- **Work required**: Omit the images. Copy each entry word for word.

- **Raw data**:
** begin **

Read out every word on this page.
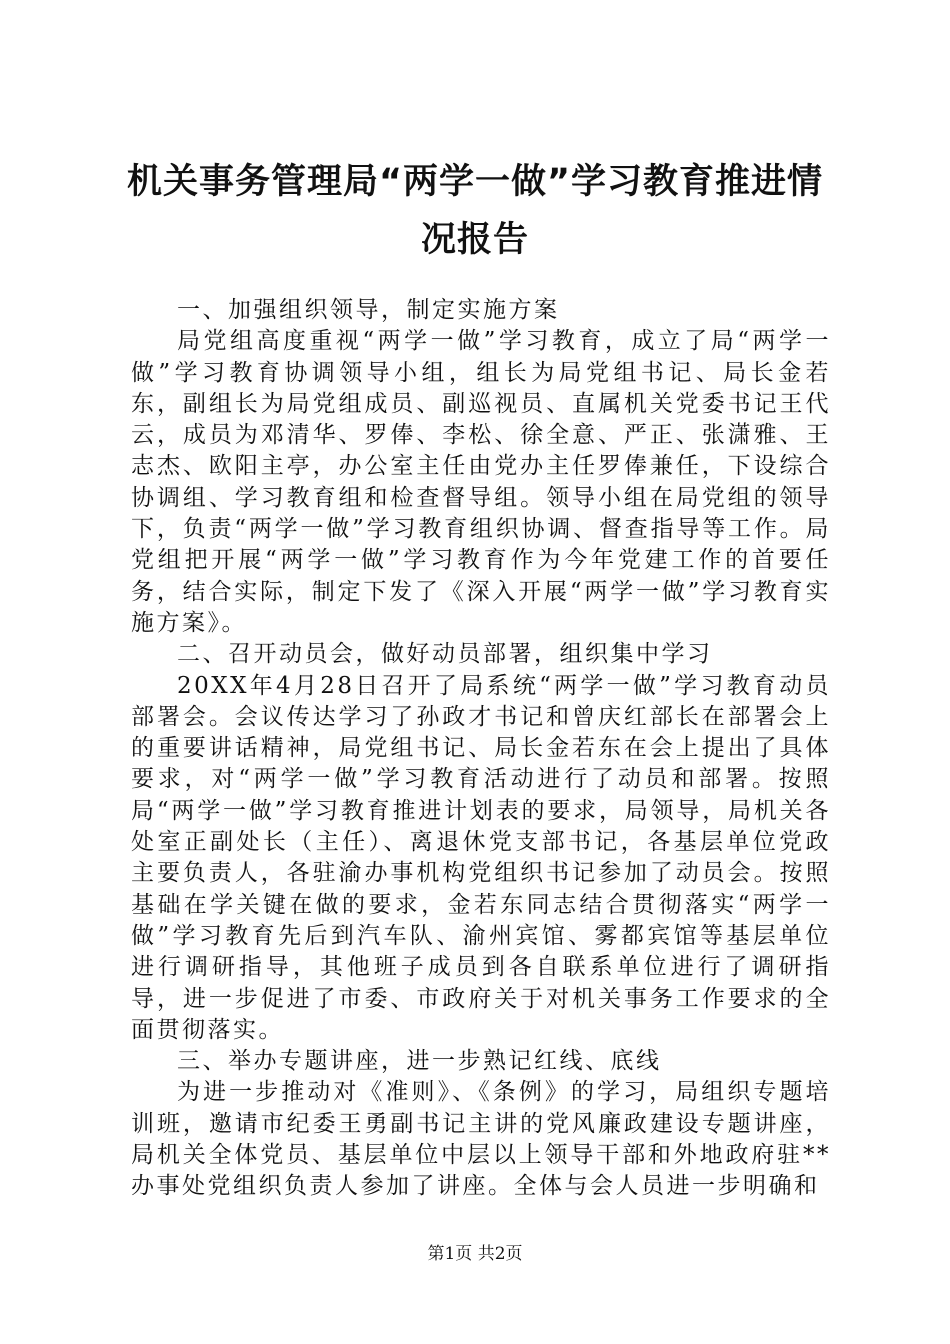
机关事务管理局“两学一做”学习教育推进情
况报告

一、加强组织领导，制定实施方案

局党组高度重视“两学一做”学习教育，成立了局“两学一做”学习教育协调领导小组，组长为局党组书记、局长金若东，副组长为局党组成员、副巡视员、直属机关党委书记王代云，成员为邓清华、罗俸、李松、徐全意、严正、张潇雅、王志杰、欧阳主亭，办公室主任由党办主任罗俸兼任，下设综合协调组、学习教育组和检查督导组。领导小组在局党组的领导下，负责“两学一做”学习教育组织协调、督查指导等工作。局党组把开展“两学一做”学习教育作为今年党建工作的首要任务，结合实际，制定下发了《深入开展“两学一做”学习教育实施方案》。

二、召开动员会，做好动员部署，组织集中学习

20XX年4月28日召开了局系统“两学一做”学习教育动员部署会。会议传达学习了孙政才书记和曾庆红部长在部署会上的重要讲话精神，局党组书记、局长金若东在会上提出了具体要求，对“两学一做”学习教育活动进行了动员和部署。按照局“两学一做”学习教育推进计划表的要求，局领导，局机关各处室正副处长（主任）、离退休党支部书记，各基层单位党政主要负责人，各驻渝办事机构党组织书记参加了动员会。按照基础在学关键在做的要求，金若东同志结合贯彻落实“两学一做”学习教育先后到汽车队、渝州宾馆、雾都宾馆等基层单位进行调研指导，其他班子成员到各自联系单位进行了调研指导，进一步促进了市委、市政府关于对机关事务工作要求的全面贯彻落实。

三、举办专题讲座，进一步熟记红线、底线

为进一步推动对《准则》、《条例》的学习，局组织专题培训班，邀请市纪委王勇副书记主讲的党风廉政建设专题讲座，局机关全体党员、基层单位中层以上领导干部和外地政府驻**办事处党组织负责人参加了讲座。全体与会人员进一步明确和

第1页 共2页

** end **

- **Worked solution**:
Read out every word on this page.
机关事务管理局“两学一做”学习教育推进情
况报告

一、加强组织领导，制定实施方案

局党组高度重视“两学一做”学习教育，成立了局“两学一做”学习教育协调领导小组，组长为局党组书记、局长金若东，副组长为局党组成员、副巡视员、直属机关党委书记王代云，成员为邓清华、罗俸、李松、徐全意、严正、张潇雅、王志杰、欧阳主亭，办公室主任由党办主任罗俸兼任，下设综合协调组、学习教育组和检查督导组。领导小组在局党组的领导下，负责“两学一做”学习教育组织协调、督查指导等工作。局党组把开展“两学一做”学习教育作为今年党建工作的首要任务，结合实际，制定下发了《深入开展“两学一做”学习教育实施方案》。

二、召开动员会，做好动员部署，组织集中学习

20XX年4月28日召开了局系统“两学一做”学习教育动员部署会。会议传达学习了孙政才书记和曾庆红部长在部署会上的重要讲话精神，局党组书记、局长金若东在会上提出了具体要求，对“两学一做”学习教育活动进行了动员和部署。按照局“两学一做”学习教育推进计划表的要求，局领导，局机关各处室正副处长（主任）、离退休党支部书记，各基层单位党政主要负责人，各驻渝办事机构党组织书记参加了动员会。按照基础在学关键在做的要求，金若东同志结合贯彻落实“两学一做”学习教育先后到汽车队、渝州宾馆、雾都宾馆等基层单位进行调研指导，其他班子成员到各自联系单位进行了调研指导，进一步促进了市委、市政府关于对机关事务工作要求的全面贯彻落实。

三、举办专题讲座，进一步熟记红线、底线

为进一步推动对《准则》、《条例》的学习，局组织专题培训班，邀请市纪委王勇副书记主讲的党风廉政建设专题讲座，局机关全体党员、基层单位中层以上领导干部和外地政府驻**办事处党组织负责人参加了讲座。全体与会人员进一步明确和

第1页 共2页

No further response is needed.